### EXERCISE AIM
Return the data word for word, from the first line down to and including the line that contains "legend-series-name: (Z) bbox=[905, 573, 933, 597]".

### DATA SHOWN
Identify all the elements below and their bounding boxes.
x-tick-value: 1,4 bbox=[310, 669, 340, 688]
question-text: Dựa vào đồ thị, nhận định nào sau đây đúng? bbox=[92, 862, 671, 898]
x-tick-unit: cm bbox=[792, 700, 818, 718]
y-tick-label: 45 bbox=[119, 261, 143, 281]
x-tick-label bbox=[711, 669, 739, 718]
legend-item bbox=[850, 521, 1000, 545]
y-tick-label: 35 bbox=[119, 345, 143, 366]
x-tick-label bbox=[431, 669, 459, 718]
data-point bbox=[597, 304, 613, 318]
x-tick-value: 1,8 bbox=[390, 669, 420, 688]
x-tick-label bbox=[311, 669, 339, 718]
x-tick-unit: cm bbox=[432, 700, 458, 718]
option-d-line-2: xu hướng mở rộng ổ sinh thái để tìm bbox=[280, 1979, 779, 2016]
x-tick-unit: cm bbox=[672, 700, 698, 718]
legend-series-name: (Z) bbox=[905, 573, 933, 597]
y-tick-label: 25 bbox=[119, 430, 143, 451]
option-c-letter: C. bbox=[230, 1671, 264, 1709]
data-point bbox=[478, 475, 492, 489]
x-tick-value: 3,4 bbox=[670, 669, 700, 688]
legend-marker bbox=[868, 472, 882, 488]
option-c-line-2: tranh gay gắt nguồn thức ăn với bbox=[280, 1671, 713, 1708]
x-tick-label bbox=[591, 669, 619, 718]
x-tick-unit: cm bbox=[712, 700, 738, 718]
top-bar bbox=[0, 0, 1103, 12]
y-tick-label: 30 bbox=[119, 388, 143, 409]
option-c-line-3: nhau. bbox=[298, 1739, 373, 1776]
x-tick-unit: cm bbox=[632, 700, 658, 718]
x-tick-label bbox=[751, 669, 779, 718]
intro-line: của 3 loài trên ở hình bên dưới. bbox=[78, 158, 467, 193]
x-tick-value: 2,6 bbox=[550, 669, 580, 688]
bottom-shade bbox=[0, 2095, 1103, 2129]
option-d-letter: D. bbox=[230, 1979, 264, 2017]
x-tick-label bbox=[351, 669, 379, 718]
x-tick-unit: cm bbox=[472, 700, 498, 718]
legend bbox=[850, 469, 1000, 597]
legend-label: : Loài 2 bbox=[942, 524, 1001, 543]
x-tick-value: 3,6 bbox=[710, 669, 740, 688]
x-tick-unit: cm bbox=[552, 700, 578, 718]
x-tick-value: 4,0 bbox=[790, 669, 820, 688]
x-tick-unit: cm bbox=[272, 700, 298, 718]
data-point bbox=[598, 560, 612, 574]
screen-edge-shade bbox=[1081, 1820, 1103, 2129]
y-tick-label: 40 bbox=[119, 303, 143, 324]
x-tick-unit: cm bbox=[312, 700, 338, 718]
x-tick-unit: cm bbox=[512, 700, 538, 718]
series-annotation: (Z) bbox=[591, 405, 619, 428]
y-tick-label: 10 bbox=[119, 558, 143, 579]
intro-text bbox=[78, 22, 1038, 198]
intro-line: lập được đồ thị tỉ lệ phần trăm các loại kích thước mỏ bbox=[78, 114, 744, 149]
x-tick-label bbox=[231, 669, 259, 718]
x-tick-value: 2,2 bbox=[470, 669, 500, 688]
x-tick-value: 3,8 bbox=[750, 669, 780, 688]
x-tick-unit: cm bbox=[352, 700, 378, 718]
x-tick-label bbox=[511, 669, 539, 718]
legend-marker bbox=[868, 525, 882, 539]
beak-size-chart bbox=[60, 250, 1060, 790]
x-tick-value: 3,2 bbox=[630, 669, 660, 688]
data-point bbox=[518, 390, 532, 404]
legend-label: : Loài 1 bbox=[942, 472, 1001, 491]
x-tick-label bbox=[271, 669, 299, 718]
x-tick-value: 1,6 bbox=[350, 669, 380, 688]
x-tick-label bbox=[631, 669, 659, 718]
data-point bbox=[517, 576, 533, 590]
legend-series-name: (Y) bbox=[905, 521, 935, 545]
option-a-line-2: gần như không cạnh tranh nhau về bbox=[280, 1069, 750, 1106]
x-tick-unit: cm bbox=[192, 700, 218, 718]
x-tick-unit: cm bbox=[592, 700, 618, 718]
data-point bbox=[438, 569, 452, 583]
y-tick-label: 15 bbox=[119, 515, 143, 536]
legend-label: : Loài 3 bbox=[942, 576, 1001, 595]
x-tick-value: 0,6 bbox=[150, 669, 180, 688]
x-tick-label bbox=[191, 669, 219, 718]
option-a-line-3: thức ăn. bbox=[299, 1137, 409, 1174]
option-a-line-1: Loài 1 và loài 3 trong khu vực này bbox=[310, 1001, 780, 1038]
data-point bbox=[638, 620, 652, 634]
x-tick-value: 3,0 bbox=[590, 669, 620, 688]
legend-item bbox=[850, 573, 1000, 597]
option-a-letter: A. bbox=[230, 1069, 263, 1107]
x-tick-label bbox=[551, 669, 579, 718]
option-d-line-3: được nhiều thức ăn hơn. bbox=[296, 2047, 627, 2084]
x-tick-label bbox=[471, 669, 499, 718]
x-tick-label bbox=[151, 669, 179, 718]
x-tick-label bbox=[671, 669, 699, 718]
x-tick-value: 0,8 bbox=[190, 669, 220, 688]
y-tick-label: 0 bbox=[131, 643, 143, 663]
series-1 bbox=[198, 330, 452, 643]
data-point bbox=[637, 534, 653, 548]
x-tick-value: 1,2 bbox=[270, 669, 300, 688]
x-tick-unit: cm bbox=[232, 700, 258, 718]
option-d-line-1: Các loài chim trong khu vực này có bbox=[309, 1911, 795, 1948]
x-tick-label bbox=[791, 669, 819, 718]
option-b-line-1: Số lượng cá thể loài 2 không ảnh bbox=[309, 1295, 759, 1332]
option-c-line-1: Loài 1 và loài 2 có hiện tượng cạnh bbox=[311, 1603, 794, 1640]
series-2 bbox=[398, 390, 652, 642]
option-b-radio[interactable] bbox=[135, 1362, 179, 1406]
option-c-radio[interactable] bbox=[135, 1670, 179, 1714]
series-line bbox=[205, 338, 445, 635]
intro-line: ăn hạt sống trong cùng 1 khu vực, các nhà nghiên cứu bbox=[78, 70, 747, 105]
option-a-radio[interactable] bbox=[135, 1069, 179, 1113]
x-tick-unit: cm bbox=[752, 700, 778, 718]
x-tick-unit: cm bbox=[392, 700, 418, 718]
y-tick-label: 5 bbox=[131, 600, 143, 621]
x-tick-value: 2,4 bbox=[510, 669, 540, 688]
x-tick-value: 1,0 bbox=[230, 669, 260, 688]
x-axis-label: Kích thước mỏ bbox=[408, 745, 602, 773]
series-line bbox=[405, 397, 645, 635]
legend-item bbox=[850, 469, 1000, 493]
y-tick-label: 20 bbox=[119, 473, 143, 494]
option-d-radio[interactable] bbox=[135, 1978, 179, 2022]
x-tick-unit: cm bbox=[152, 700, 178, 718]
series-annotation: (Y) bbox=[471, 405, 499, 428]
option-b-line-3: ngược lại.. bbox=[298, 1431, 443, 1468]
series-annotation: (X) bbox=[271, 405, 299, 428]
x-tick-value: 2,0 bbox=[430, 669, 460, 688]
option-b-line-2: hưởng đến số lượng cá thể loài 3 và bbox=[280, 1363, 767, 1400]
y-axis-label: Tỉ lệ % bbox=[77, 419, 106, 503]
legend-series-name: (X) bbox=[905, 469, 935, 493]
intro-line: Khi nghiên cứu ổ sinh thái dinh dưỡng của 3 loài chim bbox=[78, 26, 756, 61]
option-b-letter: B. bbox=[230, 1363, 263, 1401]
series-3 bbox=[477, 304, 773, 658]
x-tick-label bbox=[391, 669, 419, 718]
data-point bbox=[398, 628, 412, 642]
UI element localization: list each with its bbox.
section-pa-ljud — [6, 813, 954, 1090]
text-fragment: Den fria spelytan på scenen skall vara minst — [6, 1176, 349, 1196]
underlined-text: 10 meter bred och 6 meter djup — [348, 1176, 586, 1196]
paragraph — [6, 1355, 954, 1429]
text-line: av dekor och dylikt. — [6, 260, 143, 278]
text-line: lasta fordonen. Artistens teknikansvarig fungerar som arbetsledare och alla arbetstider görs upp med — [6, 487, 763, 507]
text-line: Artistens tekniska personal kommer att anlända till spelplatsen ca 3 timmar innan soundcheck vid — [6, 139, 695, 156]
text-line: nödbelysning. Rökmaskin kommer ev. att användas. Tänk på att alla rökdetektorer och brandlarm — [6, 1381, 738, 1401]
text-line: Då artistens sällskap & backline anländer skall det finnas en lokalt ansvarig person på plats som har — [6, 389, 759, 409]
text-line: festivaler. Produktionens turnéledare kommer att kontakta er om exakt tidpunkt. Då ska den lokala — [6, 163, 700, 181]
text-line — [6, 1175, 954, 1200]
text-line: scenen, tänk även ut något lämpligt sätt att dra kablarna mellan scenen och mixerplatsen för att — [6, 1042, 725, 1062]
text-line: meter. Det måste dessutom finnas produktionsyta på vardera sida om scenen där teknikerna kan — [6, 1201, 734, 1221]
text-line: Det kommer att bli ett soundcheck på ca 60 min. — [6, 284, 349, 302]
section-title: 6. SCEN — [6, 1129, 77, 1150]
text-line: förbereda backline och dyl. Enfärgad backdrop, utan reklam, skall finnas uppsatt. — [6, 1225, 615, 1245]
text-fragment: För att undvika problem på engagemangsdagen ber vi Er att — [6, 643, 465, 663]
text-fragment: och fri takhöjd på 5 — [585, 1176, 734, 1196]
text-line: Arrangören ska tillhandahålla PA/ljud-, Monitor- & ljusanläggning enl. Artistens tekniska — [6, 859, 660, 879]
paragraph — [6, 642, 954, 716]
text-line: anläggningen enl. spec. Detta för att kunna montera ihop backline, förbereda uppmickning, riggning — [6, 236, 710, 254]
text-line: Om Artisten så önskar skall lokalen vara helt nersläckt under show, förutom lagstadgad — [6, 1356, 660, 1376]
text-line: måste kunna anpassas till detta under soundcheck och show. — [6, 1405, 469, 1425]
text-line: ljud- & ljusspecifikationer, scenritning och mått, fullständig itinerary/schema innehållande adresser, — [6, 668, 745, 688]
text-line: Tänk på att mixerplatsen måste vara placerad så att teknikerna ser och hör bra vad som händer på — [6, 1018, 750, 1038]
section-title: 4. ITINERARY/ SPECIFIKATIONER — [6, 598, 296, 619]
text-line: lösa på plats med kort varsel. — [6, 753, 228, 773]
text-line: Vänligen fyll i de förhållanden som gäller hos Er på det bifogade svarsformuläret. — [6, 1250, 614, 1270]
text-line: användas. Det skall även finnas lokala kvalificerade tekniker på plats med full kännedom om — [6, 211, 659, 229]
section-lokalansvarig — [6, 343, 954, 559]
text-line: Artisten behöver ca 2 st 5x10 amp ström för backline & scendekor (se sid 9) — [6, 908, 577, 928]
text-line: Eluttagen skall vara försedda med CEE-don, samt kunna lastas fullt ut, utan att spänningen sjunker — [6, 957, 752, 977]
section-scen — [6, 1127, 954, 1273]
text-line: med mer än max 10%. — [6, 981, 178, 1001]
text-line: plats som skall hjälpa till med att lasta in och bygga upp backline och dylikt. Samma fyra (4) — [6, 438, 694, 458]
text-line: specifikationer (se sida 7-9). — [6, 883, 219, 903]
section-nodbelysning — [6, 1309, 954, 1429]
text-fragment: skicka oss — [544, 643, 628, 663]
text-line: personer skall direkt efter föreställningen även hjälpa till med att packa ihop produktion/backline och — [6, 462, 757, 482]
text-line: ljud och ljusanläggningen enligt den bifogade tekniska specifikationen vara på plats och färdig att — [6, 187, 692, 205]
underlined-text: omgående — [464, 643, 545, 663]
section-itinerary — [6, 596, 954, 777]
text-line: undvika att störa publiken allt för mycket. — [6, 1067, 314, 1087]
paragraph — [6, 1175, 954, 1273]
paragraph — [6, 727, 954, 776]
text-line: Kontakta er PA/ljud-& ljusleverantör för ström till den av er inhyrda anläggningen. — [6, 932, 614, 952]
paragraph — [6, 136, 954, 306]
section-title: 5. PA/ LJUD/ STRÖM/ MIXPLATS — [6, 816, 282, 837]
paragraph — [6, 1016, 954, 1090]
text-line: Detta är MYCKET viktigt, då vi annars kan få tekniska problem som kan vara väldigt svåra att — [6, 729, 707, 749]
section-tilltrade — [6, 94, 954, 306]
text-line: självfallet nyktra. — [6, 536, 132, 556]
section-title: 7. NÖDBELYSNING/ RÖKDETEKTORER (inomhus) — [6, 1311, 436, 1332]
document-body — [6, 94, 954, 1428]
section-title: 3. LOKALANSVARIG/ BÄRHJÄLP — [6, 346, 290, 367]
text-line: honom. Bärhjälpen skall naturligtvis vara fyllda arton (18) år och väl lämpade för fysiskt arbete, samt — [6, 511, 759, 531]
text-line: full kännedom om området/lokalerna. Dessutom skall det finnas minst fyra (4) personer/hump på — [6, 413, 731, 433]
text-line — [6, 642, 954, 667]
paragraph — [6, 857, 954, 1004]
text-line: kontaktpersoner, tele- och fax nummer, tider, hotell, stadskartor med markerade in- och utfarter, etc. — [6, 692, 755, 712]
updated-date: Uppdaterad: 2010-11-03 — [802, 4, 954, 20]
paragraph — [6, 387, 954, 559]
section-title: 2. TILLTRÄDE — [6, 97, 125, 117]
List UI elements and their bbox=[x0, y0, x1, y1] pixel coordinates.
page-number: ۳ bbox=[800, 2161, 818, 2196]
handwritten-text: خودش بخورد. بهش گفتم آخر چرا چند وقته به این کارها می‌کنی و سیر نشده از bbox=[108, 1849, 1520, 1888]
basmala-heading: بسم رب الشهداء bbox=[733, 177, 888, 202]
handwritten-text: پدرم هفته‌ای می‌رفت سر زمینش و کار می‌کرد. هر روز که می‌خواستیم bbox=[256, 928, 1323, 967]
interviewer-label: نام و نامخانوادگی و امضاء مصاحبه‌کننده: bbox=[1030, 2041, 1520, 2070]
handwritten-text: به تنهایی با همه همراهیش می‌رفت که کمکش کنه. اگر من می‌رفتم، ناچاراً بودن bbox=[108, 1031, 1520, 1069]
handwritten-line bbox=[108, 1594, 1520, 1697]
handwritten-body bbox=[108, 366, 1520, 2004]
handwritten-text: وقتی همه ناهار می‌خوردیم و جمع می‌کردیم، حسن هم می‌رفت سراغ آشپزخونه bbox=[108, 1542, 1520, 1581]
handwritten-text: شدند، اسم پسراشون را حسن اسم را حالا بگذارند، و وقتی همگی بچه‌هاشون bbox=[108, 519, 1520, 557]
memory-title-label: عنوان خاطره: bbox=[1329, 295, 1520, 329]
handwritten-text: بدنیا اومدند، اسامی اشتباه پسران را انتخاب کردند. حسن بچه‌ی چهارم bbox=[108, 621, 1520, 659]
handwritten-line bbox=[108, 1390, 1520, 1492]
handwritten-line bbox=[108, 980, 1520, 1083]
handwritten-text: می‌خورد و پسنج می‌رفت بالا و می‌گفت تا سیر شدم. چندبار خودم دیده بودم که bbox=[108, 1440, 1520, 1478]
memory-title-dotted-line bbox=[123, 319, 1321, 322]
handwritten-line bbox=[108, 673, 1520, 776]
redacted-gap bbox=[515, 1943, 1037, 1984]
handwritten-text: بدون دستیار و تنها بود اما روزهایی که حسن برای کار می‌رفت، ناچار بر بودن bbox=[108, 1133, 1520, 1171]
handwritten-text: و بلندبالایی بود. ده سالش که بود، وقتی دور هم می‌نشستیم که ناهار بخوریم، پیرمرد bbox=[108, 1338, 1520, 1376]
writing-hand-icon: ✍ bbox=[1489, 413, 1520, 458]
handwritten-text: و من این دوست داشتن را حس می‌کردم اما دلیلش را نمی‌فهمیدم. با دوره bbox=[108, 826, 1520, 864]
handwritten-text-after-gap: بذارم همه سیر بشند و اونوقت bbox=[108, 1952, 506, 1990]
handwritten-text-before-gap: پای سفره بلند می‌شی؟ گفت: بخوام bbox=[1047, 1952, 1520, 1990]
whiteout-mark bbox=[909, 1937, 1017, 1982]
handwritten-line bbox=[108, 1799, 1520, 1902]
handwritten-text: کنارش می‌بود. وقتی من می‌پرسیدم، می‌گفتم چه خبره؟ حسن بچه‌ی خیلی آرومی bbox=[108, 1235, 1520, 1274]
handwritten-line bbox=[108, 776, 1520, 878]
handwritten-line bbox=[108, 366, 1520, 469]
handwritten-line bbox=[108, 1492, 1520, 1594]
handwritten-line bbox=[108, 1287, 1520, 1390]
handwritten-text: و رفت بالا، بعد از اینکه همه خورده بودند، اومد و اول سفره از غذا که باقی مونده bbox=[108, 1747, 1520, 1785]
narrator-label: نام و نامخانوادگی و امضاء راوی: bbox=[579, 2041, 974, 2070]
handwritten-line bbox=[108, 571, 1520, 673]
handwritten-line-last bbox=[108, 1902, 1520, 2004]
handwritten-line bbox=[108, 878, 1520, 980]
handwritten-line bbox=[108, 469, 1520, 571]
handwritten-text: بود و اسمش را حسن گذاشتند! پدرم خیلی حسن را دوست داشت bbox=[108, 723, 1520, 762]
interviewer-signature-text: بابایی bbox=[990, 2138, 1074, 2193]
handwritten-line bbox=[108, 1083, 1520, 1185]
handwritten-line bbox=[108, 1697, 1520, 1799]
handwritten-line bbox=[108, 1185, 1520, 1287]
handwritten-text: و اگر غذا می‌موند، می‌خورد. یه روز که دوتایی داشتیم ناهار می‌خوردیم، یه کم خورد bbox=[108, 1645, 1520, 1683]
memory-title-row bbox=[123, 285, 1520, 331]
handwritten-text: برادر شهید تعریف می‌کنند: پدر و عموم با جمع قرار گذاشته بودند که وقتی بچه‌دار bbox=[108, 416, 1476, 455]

### THE REPLY
Identify all the elements below and their bounding boxes.
x-tick-value: 1,4 bbox=[310, 669, 340, 688]
question-text: Dựa vào đồ thị, nhận định nào sau đây đúng? bbox=[92, 862, 671, 898]
x-tick-unit: cm bbox=[792, 700, 818, 718]
y-tick-label: 45 bbox=[119, 261, 143, 281]
x-tick-label bbox=[711, 669, 739, 718]
legend-item bbox=[850, 521, 1000, 545]
y-tick-label: 35 bbox=[119, 345, 143, 366]
x-tick-label bbox=[431, 669, 459, 718]
data-point bbox=[597, 304, 613, 318]
x-tick-value: 1,8 bbox=[390, 669, 420, 688]
x-tick-label bbox=[311, 669, 339, 718]
x-tick-unit: cm bbox=[432, 700, 458, 718]
option-d-line-2: xu hướng mở rộng ổ sinh thái để tìm bbox=[280, 1979, 779, 2016]
x-tick-unit: cm bbox=[672, 700, 698, 718]
legend-series-name: (Z) bbox=[905, 573, 933, 597]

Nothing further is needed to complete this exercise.